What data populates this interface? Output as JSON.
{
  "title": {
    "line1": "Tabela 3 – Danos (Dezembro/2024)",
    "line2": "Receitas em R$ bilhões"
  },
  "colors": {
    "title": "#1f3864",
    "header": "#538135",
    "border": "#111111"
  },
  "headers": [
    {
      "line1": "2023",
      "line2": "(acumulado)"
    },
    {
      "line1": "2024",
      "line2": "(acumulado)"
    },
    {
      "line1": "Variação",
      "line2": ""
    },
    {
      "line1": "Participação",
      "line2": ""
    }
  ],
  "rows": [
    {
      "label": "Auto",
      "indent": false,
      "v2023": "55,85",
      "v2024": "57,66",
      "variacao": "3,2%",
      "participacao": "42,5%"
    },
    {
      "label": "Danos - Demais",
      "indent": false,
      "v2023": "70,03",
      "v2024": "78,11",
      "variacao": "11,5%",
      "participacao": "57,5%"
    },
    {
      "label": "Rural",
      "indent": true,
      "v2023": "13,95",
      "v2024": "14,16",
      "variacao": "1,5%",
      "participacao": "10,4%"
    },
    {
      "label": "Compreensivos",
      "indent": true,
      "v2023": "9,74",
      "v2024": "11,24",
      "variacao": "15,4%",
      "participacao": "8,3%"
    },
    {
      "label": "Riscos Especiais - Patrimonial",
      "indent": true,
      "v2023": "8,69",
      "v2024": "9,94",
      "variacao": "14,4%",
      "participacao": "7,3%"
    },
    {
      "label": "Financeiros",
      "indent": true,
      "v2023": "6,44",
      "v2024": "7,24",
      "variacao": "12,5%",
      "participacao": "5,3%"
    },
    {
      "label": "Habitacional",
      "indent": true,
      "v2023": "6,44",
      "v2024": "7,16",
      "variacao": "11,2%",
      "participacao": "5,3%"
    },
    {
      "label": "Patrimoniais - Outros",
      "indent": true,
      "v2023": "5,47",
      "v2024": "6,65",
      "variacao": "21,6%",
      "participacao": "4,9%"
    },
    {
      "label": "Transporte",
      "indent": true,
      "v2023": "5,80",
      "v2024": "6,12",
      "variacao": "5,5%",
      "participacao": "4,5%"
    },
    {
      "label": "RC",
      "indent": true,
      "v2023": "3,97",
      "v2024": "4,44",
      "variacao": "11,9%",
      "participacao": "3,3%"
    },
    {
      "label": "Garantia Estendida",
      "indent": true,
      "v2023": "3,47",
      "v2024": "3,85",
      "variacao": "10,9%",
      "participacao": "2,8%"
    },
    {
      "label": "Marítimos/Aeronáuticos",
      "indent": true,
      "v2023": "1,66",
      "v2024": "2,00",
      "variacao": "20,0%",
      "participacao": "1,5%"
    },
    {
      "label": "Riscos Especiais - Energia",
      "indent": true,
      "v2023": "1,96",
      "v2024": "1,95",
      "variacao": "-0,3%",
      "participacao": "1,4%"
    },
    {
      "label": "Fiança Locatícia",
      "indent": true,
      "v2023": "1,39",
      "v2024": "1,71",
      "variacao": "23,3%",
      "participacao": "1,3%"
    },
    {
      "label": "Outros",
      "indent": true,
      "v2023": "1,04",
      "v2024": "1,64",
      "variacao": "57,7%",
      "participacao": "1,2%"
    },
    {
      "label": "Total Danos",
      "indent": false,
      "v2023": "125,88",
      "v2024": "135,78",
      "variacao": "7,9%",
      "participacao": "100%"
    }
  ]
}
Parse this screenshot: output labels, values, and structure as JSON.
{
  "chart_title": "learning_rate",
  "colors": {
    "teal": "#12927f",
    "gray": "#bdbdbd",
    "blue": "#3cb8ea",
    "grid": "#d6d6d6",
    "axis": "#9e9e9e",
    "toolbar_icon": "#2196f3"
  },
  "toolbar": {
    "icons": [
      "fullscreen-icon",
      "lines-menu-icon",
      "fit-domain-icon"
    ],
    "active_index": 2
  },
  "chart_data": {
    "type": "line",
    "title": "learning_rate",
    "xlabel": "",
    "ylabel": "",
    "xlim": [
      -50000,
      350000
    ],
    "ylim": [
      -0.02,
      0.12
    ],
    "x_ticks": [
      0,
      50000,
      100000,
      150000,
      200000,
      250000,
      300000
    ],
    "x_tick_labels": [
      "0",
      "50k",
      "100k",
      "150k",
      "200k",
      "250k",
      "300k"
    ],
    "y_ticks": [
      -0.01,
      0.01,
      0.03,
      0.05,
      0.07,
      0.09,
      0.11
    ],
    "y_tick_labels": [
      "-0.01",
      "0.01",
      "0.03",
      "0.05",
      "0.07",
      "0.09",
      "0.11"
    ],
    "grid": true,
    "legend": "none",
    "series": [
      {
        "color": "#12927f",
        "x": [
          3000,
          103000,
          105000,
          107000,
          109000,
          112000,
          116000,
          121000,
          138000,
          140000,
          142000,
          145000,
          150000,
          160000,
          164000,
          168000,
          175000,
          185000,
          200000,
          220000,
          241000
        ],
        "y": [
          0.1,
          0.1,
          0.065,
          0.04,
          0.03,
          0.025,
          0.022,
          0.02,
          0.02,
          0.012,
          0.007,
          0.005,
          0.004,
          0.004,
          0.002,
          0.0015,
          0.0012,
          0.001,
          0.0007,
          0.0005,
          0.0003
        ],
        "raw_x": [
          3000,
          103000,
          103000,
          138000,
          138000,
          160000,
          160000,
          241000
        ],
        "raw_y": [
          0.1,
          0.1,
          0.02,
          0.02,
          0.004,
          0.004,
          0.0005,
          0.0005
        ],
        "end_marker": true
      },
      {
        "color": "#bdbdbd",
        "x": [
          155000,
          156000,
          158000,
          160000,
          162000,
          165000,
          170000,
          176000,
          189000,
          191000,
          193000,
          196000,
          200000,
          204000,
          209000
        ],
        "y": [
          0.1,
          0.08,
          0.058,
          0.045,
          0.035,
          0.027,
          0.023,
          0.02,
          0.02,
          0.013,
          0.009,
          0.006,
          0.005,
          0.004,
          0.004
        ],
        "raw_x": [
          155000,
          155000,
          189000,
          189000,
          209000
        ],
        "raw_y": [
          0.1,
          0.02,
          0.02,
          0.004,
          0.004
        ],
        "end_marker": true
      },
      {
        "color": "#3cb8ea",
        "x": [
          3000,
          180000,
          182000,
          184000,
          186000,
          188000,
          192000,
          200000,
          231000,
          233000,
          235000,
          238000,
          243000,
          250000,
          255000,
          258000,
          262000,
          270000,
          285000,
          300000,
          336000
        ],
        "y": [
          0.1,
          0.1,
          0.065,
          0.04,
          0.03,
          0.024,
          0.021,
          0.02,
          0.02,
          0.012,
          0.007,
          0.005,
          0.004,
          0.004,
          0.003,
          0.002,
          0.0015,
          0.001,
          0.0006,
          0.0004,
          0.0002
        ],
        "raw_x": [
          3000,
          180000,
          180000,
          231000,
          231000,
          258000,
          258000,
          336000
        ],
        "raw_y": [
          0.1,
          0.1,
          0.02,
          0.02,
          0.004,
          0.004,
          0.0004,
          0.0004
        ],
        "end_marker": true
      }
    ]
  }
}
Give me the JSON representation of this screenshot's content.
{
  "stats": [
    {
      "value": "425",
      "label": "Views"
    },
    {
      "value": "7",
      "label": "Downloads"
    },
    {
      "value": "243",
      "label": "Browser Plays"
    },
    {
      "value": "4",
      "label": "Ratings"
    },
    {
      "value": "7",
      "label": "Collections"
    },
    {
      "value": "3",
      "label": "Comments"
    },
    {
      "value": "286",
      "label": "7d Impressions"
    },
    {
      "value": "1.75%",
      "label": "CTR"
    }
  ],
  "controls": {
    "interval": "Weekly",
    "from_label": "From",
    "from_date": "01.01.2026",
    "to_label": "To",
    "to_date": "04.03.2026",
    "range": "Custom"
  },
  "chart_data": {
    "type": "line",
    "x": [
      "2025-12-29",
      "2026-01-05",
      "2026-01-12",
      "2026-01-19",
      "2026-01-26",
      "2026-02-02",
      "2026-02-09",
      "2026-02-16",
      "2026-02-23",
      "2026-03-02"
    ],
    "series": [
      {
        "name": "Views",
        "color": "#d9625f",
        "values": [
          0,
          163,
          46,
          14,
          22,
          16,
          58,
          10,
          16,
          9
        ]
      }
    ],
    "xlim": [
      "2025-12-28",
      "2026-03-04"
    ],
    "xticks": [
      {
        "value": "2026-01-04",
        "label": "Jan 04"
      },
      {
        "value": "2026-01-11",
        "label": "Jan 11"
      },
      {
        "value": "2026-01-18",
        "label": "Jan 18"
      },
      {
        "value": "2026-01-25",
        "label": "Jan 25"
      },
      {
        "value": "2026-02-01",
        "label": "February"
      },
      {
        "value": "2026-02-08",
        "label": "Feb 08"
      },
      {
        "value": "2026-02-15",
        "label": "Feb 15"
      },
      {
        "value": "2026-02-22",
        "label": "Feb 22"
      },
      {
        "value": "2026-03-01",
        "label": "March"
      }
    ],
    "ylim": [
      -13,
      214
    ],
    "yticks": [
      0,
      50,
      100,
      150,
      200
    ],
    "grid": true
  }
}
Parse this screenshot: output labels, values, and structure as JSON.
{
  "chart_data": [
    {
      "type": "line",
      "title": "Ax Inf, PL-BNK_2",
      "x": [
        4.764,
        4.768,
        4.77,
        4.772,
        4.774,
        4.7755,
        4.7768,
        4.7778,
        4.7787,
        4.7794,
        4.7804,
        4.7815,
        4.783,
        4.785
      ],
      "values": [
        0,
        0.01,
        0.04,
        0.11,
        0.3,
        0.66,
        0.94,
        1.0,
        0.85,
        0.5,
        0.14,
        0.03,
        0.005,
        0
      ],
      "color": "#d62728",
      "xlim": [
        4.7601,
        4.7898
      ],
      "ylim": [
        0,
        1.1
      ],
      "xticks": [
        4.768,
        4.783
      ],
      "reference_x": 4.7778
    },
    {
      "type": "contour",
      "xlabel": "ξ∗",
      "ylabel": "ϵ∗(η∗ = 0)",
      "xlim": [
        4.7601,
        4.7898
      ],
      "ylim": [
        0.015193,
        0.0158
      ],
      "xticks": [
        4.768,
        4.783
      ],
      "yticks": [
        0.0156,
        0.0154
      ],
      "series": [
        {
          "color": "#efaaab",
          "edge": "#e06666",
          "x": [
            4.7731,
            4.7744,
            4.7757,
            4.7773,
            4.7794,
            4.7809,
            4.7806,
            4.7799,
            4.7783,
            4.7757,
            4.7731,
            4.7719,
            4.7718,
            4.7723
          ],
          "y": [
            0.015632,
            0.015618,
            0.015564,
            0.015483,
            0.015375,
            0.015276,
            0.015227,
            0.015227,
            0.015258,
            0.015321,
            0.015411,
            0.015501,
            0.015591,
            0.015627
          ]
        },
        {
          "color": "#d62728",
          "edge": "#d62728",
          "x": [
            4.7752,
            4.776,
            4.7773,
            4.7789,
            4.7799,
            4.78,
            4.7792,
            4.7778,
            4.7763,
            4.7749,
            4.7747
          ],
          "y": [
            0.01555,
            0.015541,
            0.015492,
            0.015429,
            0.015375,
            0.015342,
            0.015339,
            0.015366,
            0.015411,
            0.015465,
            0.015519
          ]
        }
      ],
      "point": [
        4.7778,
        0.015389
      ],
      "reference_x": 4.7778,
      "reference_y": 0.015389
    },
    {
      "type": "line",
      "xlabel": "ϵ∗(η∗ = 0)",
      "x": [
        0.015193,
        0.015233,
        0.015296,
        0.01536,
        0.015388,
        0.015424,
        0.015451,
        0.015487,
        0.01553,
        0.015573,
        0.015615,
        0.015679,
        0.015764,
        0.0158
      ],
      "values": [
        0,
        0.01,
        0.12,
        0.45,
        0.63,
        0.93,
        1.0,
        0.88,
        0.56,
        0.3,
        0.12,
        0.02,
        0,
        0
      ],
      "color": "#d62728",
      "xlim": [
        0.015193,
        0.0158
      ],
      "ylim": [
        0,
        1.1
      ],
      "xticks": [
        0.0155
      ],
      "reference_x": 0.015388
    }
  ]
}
════════════════
EXERCISE: Locate the string "Outros" in the listing above and copy every line where it occurs.

REPLY:
      "label": "Patrimoniais - Outros",
      "label": "Outros",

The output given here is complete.